──────── Record excerpts

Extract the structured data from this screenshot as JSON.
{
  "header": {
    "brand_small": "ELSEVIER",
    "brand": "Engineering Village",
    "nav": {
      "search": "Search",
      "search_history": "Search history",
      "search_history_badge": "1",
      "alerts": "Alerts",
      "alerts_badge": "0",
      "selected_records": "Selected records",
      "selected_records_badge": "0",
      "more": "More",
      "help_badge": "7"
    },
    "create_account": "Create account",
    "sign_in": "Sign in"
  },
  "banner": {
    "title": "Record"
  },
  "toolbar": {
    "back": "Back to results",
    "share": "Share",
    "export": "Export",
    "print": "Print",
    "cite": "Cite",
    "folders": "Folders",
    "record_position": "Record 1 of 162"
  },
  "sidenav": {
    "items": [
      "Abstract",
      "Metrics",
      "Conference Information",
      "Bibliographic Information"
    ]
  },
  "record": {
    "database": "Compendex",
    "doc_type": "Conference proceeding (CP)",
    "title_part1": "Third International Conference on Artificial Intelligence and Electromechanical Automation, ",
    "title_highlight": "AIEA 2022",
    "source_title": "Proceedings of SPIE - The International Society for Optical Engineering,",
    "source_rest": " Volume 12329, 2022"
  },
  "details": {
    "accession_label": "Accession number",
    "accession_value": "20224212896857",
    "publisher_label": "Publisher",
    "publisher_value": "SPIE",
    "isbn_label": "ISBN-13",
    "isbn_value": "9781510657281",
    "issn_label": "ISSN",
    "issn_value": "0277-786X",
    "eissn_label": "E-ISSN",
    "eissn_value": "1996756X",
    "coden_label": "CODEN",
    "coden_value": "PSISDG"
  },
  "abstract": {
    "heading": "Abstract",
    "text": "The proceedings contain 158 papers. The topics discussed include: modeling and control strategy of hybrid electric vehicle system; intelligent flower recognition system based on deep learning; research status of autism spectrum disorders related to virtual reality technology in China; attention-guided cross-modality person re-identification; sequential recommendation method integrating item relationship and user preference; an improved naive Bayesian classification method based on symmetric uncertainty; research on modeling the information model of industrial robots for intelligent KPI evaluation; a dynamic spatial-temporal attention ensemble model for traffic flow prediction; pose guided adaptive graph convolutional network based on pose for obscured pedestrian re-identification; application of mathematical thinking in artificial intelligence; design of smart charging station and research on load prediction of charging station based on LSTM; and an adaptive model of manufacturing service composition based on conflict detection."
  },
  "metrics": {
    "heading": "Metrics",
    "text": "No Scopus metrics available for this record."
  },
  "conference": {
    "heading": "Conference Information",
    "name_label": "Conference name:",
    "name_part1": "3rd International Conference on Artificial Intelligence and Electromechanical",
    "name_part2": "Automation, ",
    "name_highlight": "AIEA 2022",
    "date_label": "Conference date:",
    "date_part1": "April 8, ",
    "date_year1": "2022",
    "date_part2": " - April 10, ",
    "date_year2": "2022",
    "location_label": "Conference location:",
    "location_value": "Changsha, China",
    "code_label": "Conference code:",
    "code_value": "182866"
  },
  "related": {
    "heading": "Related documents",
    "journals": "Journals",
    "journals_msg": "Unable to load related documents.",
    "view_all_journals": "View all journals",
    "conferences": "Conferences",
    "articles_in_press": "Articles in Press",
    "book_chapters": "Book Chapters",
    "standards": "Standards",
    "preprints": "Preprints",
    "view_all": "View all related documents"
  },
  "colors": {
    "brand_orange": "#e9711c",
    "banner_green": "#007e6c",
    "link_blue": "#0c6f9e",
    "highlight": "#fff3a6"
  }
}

────────────────

What you are asked to do: Return what is listed above, exactly and completely.

Answer to this exercise:
Extract the structured data from this screenshot as JSON.
{
  "header": {
    "brand_small": "ELSEVIER",
    "brand": "Engineering Village",
    "nav": {
      "search": "Search",
      "search_history": "Search history",
      "search_history_badge": "1",
      "alerts": "Alerts",
      "alerts_badge": "0",
      "selected_records": "Selected records",
      "selected_records_badge": "0",
      "more": "More",
      "help_badge": "7"
    },
    "create_account": "Create account",
    "sign_in": "Sign in"
  },
  "banner": {
    "title": "Record"
  },
  "toolbar": {
    "back": "Back to results",
    "share": "Share",
    "export": "Export",
    "print": "Print",
    "cite": "Cite",
    "folders": "Folders",
    "record_position": "Record 1 of 162"
  },
  "sidenav": {
    "items": [
      "Abstract",
      "Metrics",
      "Conference Information",
      "Bibliographic Information"
    ]
  },
  "record": {
    "database": "Compendex",
    "doc_type": "Conference proceeding (CP)",
    "title_part1": "Third International Conference on Artificial Intelligence and Electromechanical Automation, ",
    "title_highlight": "AIEA 2022",
    "source_title": "Proceedings of SPIE - The International Society for Optical Engineering,",
    "source_rest": " Volume 12329, 2022"
  },
  "details": {
    "accession_label": "Accession number",
    "accession_value": "20224212896857",
    "publisher_label": "Publisher",
    "publisher_value": "SPIE",
    "isbn_label": "ISBN-13",
    "isbn_value": "9781510657281",
    "issn_label": "ISSN",
    "issn_value": "0277-786X",
    "eissn_label": "E-ISSN",
    "eissn_value": "1996756X",
    "coden_label": "CODEN",
    "coden_value": "PSISDG"
  },
  "abstract": {
    "heading": "Abstract",
    "text": "The proceedings contain 158 papers. The topics discussed include: modeling and control strategy of hybrid electric vehicle system; intelligent flower recognition system based on deep learning; research status of autism spectrum disorders related to virtual reality technology in China; attention-guided cross-modality person re-identification; sequential recommendation method integrating item relationship and user preference; an improved naive Bayesian classification method based on symmetric uncertainty; research on modeling the information model of industrial robots for intelligent KPI evaluation; a dynamic spatial-temporal attention ensemble model for traffic flow prediction; pose guided adaptive graph convolutional network based on pose for obscured pedestrian re-identification; application of mathematical thinking in artificial intelligence; design of smart charging station and research on load prediction of charging station based on LSTM; and an adaptive model of manufacturing service composition based on conflict detection."
  },
  "metrics": {
    "heading": "Metrics",
    "text": "No Scopus metrics available for this record."
  },
  "conference": {
    "heading": "Conference Information",
    "name_label": "Conference name:",
    "name_part1": "3rd International Conference on Artificial Intelligence and Electromechanical",
    "name_part2": "Automation, ",
    "name_highlight": "AIEA 2022",
    "date_label": "Conference date:",
    "date_part1": "April 8, ",
    "date_year1": "2022",
    "date_part2": " - April 10, ",
    "date_year2": "2022",
    "location_label": "Conference location:",
    "location_value": "Changsha, China",
    "code_label": "Conference code:",
    "code_value": "182866"
  },
  "related": {
    "heading": "Related documents",
    "journals": "Journals",
    "journals_msg": "Unable to load related documents.",
    "view_all_journals": "View all journals",
    "conferences": "Conferences",
    "articles_in_press": "Articles in Press",
    "book_chapters": "Book Chapters",
    "standards": "Standards",
    "preprints": "Preprints",
    "view_all": "View all related documents"
  },
  "colors": {
    "brand_orange": "#e9711c",
    "banner_green": "#007e6c",
    "link_blue": "#0c6f9e",
    "highlight": "#fff3a6"
  }
}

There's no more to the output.